=== PROBLEM DESCRIPTION ===
The required answer is a copy of each line in the entries below that includes "Accession".

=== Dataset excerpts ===
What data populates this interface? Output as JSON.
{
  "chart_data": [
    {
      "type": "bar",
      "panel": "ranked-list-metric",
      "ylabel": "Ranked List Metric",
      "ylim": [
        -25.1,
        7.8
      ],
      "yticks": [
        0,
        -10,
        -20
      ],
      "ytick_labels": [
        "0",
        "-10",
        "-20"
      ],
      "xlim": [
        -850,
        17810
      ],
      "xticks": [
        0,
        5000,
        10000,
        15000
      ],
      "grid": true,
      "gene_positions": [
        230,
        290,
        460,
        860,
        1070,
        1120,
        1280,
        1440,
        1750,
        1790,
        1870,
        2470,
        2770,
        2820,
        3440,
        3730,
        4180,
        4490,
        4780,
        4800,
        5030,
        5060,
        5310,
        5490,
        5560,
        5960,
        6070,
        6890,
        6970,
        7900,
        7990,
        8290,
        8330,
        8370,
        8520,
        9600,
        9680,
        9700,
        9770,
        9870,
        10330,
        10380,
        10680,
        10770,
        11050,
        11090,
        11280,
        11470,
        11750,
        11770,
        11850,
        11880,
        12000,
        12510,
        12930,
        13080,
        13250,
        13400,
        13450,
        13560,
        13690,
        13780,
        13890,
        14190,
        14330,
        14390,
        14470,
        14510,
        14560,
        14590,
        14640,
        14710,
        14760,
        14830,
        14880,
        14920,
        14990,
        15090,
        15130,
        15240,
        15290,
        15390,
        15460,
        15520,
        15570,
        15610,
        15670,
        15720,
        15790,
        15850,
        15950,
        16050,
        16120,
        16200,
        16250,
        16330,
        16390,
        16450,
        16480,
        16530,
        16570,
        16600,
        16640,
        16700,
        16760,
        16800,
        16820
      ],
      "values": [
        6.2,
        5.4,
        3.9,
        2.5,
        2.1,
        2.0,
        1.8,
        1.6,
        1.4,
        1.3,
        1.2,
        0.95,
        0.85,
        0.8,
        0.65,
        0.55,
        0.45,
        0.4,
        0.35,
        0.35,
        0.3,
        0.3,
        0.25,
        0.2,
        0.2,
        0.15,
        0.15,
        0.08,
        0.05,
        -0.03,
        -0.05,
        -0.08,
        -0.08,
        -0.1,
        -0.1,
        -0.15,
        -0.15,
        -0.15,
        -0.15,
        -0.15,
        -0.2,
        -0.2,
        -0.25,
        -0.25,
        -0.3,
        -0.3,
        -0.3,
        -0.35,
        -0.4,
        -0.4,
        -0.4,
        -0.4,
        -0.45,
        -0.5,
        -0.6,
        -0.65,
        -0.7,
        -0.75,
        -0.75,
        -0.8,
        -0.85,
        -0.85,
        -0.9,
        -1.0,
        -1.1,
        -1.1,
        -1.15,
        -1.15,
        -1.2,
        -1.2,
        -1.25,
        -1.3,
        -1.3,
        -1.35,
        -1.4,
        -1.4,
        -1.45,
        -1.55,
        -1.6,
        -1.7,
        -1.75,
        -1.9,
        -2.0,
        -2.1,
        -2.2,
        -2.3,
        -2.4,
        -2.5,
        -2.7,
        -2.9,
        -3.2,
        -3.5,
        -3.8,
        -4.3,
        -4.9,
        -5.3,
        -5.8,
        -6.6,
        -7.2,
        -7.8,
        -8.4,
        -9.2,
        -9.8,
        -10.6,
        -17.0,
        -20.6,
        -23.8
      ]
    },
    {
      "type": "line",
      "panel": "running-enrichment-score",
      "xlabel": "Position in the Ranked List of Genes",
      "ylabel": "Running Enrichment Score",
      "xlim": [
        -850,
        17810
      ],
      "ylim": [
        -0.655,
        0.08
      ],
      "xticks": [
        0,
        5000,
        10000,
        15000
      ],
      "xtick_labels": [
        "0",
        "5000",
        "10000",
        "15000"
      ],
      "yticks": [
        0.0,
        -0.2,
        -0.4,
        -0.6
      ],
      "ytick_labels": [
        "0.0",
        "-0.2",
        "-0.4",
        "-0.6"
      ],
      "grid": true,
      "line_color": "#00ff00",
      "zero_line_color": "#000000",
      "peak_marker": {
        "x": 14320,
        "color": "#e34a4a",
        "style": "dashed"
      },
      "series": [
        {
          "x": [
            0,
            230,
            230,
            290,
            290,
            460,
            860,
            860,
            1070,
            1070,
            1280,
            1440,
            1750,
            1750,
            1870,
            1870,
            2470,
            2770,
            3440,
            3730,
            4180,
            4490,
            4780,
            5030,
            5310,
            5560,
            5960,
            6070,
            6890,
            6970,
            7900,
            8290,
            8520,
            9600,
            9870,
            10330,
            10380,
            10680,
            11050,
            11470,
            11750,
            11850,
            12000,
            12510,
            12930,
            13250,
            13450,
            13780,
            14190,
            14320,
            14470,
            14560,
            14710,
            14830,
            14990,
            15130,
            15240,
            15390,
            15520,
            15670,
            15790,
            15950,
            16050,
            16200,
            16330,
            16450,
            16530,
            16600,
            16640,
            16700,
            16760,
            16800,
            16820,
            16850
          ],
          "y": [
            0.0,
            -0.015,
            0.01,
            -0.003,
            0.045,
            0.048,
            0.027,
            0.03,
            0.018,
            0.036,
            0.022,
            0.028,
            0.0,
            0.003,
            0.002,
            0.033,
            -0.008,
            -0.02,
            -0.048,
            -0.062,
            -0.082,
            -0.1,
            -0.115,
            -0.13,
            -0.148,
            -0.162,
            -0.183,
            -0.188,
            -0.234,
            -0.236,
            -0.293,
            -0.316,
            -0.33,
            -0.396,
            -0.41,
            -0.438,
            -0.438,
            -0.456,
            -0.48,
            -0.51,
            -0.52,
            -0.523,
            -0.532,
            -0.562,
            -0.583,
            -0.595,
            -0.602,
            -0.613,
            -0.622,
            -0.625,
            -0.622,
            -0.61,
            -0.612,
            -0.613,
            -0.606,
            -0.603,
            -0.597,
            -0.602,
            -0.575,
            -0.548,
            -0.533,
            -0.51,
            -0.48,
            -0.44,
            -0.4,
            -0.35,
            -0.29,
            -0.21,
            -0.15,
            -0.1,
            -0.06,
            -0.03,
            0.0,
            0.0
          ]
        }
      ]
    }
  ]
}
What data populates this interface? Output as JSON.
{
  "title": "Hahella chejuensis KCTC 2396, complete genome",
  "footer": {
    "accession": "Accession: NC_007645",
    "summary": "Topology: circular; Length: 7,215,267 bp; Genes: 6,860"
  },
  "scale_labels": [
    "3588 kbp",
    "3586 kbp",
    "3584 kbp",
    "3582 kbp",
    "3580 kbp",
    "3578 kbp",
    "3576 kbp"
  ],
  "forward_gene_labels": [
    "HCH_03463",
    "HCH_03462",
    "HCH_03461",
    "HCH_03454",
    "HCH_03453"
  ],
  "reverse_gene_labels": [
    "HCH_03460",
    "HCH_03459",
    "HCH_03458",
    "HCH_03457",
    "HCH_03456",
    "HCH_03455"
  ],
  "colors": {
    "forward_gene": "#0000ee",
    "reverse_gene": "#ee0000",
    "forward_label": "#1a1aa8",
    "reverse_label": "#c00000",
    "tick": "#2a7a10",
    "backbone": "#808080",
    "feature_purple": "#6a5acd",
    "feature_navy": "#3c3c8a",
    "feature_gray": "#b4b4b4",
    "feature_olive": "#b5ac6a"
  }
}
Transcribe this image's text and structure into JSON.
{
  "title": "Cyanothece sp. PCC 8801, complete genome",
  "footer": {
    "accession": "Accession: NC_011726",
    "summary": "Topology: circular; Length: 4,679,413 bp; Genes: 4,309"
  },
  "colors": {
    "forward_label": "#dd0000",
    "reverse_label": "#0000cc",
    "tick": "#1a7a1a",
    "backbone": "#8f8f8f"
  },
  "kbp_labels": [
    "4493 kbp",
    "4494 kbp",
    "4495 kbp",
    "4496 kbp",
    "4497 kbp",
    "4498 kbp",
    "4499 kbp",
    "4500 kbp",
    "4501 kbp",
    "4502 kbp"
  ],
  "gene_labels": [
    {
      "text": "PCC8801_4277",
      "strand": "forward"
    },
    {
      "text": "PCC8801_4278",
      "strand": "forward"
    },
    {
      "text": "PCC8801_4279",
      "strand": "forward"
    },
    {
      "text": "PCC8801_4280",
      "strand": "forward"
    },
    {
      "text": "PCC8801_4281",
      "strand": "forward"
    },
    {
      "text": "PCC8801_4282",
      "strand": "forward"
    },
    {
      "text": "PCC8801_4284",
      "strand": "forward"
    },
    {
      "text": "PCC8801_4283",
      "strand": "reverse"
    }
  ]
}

=== RESPONSE BELOW ===
    "accession": "Accession: NC_007645",
    "accession": "Accession: NC_011726",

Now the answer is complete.